▶ _Stored records_
☆ ☆ ☆ ☆ ☆

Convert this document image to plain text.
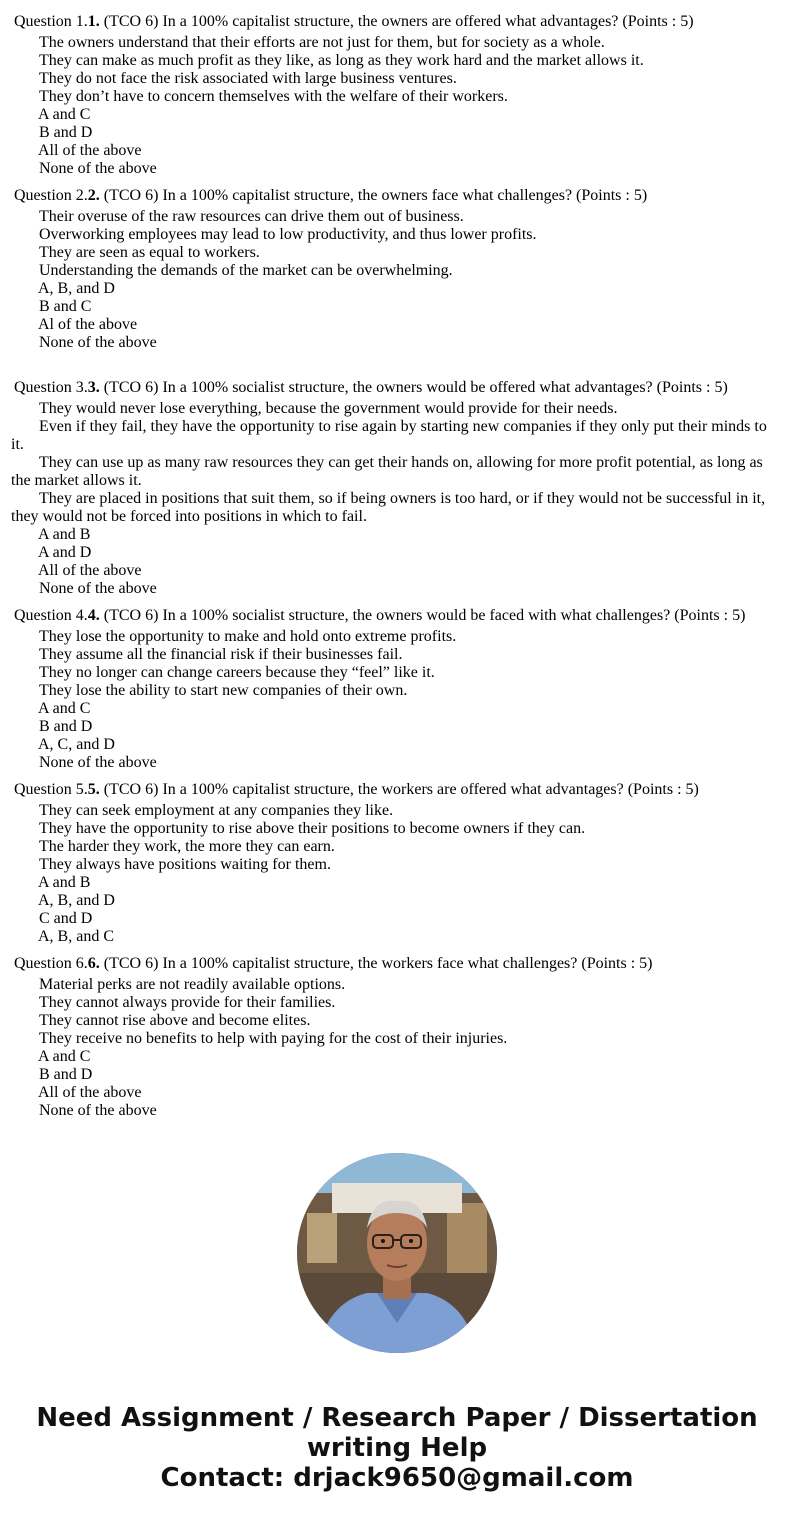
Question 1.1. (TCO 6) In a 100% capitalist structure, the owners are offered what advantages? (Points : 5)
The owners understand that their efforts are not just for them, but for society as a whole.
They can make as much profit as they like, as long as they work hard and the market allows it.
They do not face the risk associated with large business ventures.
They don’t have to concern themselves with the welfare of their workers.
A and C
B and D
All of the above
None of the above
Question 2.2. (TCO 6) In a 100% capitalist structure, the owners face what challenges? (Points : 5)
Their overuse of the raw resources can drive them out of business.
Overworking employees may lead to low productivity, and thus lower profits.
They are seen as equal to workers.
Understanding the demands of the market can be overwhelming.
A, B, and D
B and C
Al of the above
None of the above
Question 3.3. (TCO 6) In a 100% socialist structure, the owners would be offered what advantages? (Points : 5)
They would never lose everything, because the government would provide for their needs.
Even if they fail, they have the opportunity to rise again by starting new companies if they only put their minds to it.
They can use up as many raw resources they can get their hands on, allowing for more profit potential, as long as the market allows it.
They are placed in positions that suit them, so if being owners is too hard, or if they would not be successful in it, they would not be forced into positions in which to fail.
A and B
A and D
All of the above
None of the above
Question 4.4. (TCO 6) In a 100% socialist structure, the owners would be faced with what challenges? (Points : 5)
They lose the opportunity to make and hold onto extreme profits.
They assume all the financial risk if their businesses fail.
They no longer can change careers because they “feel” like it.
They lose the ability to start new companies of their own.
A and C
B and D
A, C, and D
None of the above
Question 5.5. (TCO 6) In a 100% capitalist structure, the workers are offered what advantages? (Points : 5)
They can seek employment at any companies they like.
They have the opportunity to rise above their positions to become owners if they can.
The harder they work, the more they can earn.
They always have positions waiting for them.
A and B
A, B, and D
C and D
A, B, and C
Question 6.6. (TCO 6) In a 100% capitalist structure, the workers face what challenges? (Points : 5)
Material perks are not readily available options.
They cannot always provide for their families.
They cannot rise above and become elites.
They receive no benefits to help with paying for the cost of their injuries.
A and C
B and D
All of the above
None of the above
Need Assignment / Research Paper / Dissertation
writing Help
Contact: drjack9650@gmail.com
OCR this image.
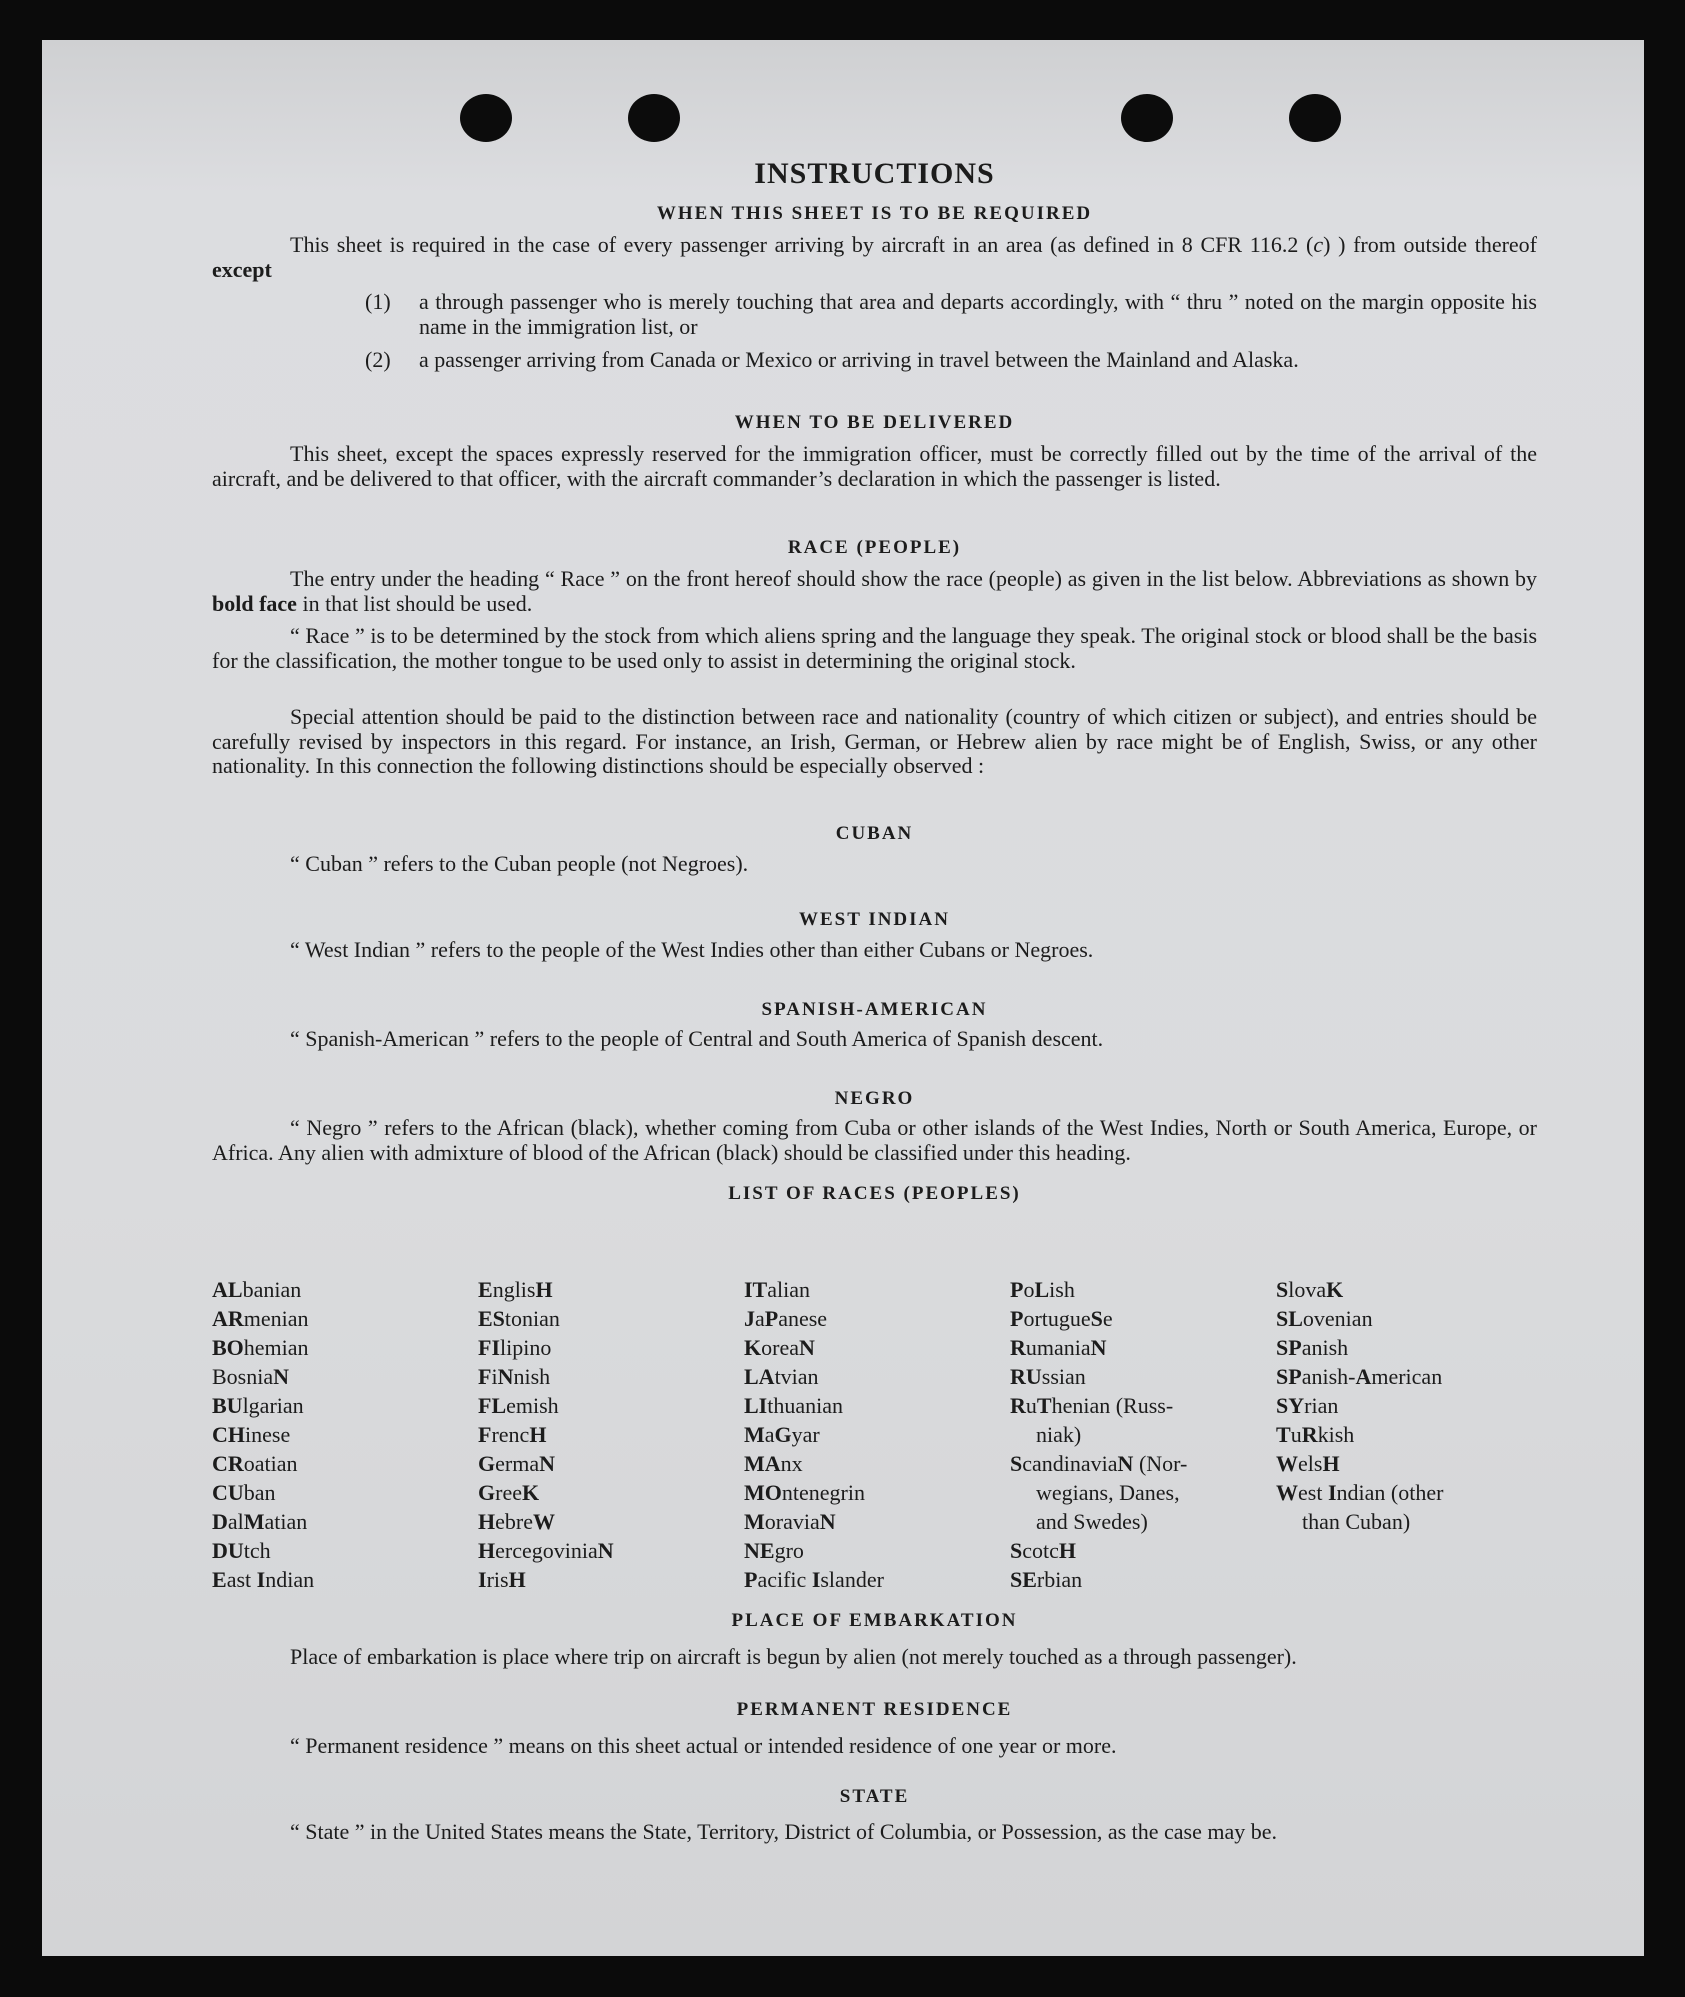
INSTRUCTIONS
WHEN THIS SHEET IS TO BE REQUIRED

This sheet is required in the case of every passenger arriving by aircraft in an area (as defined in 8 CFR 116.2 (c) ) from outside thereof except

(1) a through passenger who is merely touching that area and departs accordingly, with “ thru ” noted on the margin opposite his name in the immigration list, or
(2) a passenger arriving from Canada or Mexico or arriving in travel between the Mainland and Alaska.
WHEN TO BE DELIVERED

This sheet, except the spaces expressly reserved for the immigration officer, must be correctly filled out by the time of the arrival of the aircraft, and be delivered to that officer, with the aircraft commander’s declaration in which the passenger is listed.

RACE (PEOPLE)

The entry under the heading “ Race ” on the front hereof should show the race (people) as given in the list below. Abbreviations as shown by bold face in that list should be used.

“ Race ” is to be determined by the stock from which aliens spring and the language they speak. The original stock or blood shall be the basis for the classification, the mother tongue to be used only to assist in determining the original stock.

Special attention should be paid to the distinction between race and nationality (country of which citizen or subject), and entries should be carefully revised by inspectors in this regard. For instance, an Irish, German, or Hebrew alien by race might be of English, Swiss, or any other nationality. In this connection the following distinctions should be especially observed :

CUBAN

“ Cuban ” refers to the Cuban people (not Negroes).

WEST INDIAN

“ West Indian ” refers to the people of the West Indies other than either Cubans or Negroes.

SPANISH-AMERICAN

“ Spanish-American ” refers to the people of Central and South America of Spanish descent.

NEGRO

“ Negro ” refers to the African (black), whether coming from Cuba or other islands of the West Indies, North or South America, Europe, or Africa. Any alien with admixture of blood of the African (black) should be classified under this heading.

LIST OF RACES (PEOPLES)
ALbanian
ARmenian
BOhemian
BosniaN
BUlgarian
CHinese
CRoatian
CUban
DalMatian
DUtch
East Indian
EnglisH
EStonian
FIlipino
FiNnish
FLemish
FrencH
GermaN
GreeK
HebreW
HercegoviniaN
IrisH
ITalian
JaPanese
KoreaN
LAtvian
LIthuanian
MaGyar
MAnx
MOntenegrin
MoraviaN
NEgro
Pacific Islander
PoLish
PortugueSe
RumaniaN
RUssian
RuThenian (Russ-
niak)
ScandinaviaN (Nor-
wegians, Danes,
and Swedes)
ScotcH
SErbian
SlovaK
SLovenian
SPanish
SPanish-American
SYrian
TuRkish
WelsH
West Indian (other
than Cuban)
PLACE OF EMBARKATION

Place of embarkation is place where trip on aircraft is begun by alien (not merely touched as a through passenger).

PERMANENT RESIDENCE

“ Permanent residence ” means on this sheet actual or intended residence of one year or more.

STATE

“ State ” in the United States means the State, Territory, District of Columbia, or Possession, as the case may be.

☆ ☆ ☆ ☆ ☆

▶ _Given task_
All of the material above is to be copied exactly, except for its images.

▶ _Solved problem_
Convert this document image to plain text.
Question 1.1. (TCO 6) In a 100% capitalist structure, the owners are offered what advantages? (Points : 5)
The owners understand that their efforts are not just for them, but for society as a whole.
They can make as much profit as they like, as long as they work hard and the market allows it.
They do not face the risk associated with large business ventures.
They don’t have to concern themselves with the welfare of their workers.
A and C
B and D
All of the above
None of the above
Question 2.2. (TCO 6) In a 100% capitalist structure, the owners face what challenges? (Points : 5)
Their overuse of the raw resources can drive them out of business.
Overworking employees may lead to low productivity, and thus lower profits.
They are seen as equal to workers.
Understanding the demands of the market can be overwhelming.
A, B, and D
B and C
Al of the above
None of the above
Question 3.3. (TCO 6) In a 100% socialist structure, the owners would be offered what advantages? (Points : 5)
They would never lose everything, because the government would provide for their needs.
Even if they fail, they have the opportunity to rise again by starting new companies if they only put their minds to it.
They can use up as many raw resources they can get their hands on, allowing for more profit potential, as long as the market allows it.
They are placed in positions that suit them, so if being owners is too hard, or if they would not be successful in it, they would not be forced into positions in which to fail.
A and B
A and D
All of the above
None of the above
Question 4.4. (TCO 6) In a 100% socialist structure, the owners would be faced with what challenges? (Points : 5)
They lose the opportunity to make and hold onto extreme profits.
They assume all the financial risk if their businesses fail.
They no longer can change careers because they “feel” like it.
They lose the ability to start new companies of their own.
A and C
B and D
A, C, and D
None of the above
Question 5.5. (TCO 6) In a 100% capitalist structure, the workers are offered what advantages? (Points : 5)
They can seek employment at any companies they like.
They have the opportunity to rise above their positions to become owners if they can.
The harder they work, the more they can earn.
They always have positions waiting for them.
A and B
A, B, and D
C and D
A, B, and C
Question 6.6. (TCO 6) In a 100% capitalist structure, the workers face what challenges? (Points : 5)
Material perks are not readily available options.
They cannot always provide for their families.
They cannot rise above and become elites.
They receive no benefits to help with paying for the cost of their injuries.
A and C
B and D
All of the above
None of the above
Need Assignment / Research Paper / Dissertation
writing Help
Contact: drjack9650@gmail.com
OCR this image.
INSTRUCTIONS
WHEN THIS SHEET IS TO BE REQUIRED

This sheet is required in the case of every passenger arriving by aircraft in an area (as defined in 8 CFR 116.2 (c) ) from outside thereof except

(1) a through passenger who is merely touching that area and departs accordingly, with “ thru ” noted on the margin opposite his name in the immigration list, or
(2) a passenger arriving from Canada or Mexico or arriving in travel between the Mainland and Alaska.
WHEN TO BE DELIVERED

This sheet, except the spaces expressly reserved for the immigration officer, must be correctly filled out by the time of the arrival of the aircraft, and be delivered to that officer, with the aircraft commander’s declaration in which the passenger is listed.

RACE (PEOPLE)

The entry under the heading “ Race ” on the front hereof should show the race (people) as given in the list below. Abbreviations as shown by bold face in that list should be used.

“ Race ” is to be determined by the stock from which aliens spring and the language they speak. The original stock or blood shall be the basis for the classification, the mother tongue to be used only to assist in determining the original stock.

Special attention should be paid to the distinction between race and nationality (country of which citizen or subject), and entries should be carefully revised by inspectors in this regard. For instance, an Irish, German, or Hebrew alien by race might be of English, Swiss, or any other nationality. In this connection the following distinctions should be especially observed :

CUBAN

“ Cuban ” refers to the Cuban people (not Negroes).

WEST INDIAN

“ West Indian ” refers to the people of the West Indies other than either Cubans or Negroes.

SPANISH-AMERICAN

“ Spanish-American ” refers to the people of Central and South America of Spanish descent.

NEGRO

“ Negro ” refers to the African (black), whether coming from Cuba or other islands of the West Indies, North or South America, Europe, or Africa. Any alien with admixture of blood of the African (black) should be classified under this heading.

LIST OF RACES (PEOPLES)
ALbanian
ARmenian
BOhemian
BosniaN
BUlgarian
CHinese
CRoatian
CUban
DalMatian
DUtch
East Indian
EnglisH
EStonian
FIlipino
FiNnish
FLemish
FrencH
GermaN
GreeK
HebreW
HercegoviniaN
IrisH
ITalian
JaPanese
KoreaN
LAtvian
LIthuanian
MaGyar
MAnx
MOntenegrin
MoraviaN
NEgro
Pacific Islander
PoLish
PortugueSe
RumaniaN
RUssian
RuThenian (Russ-
niak)
ScandinaviaN (Nor-
wegians, Danes,
and Swedes)
ScotcH
SErbian
SlovaK
SLovenian
SPanish
SPanish-American
SYrian
TuRkish
WelsH
West Indian (other
than Cuban)
PLACE OF EMBARKATION

Place of embarkation is place where trip on aircraft is begun by alien (not merely touched as a through passenger).

PERMANENT RESIDENCE

“ Permanent residence ” means on this sheet actual or intended residence of one year or more.

STATE

“ State ” in the United States means the State, Territory, District of Columbia, or Possession, as the case may be.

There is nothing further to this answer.